WHAT YOU WILL DO: Copy each line below without leaving any out.

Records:

---*---

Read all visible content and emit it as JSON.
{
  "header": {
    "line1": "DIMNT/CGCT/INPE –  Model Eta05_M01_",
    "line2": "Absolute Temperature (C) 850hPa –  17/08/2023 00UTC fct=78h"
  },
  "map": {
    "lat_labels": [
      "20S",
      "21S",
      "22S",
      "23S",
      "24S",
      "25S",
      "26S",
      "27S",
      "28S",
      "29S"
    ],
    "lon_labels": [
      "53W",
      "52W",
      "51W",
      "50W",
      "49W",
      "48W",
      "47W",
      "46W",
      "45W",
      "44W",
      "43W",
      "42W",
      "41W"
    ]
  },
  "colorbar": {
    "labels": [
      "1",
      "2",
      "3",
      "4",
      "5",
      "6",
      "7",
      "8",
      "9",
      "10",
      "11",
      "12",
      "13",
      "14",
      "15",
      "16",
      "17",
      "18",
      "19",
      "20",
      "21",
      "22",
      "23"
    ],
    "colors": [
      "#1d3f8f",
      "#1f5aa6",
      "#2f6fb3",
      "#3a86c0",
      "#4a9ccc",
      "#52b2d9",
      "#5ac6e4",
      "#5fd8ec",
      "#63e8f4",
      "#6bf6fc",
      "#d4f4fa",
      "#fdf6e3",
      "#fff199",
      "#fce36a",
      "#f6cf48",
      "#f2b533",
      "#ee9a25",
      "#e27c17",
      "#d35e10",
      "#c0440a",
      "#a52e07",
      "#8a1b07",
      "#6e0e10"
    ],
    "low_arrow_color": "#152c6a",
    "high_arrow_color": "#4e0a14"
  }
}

---*---

RESULT FOR THIS TASK:
Read all visible content and emit it as JSON.
{
  "header": {
    "line1": "DIMNT/CGCT/INPE –  Model Eta05_M01_",
    "line2": "Absolute Temperature (C) 850hPa –  17/08/2023 00UTC fct=78h"
  },
  "map": {
    "lat_labels": [
      "20S",
      "21S",
      "22S",
      "23S",
      "24S",
      "25S",
      "26S",
      "27S",
      "28S",
      "29S"
    ],
    "lon_labels": [
      "53W",
      "52W",
      "51W",
      "50W",
      "49W",
      "48W",
      "47W",
      "46W",
      "45W",
      "44W",
      "43W",
      "42W",
      "41W"
    ]
  },
  "colorbar": {
    "labels": [
      "1",
      "2",
      "3",
      "4",
      "5",
      "6",
      "7",
      "8",
      "9",
      "10",
      "11",
      "12",
      "13",
      "14",
      "15",
      "16",
      "17",
      "18",
      "19",
      "20",
      "21",
      "22",
      "23"
    ],
    "colors": [
      "#1d3f8f",
      "#1f5aa6",
      "#2f6fb3",
      "#3a86c0",
      "#4a9ccc",
      "#52b2d9",
      "#5ac6e4",
      "#5fd8ec",
      "#63e8f4",
      "#6bf6fc",
      "#d4f4fa",
      "#fdf6e3",
      "#fff199",
      "#fce36a",
      "#f6cf48",
      "#f2b533",
      "#ee9a25",
      "#e27c17",
      "#d35e10",
      "#c0440a",
      "#a52e07",
      "#8a1b07",
      "#6e0e10"
    ],
    "low_arrow_color": "#152c6a",
    "high_arrow_color": "#4e0a14"
  }
}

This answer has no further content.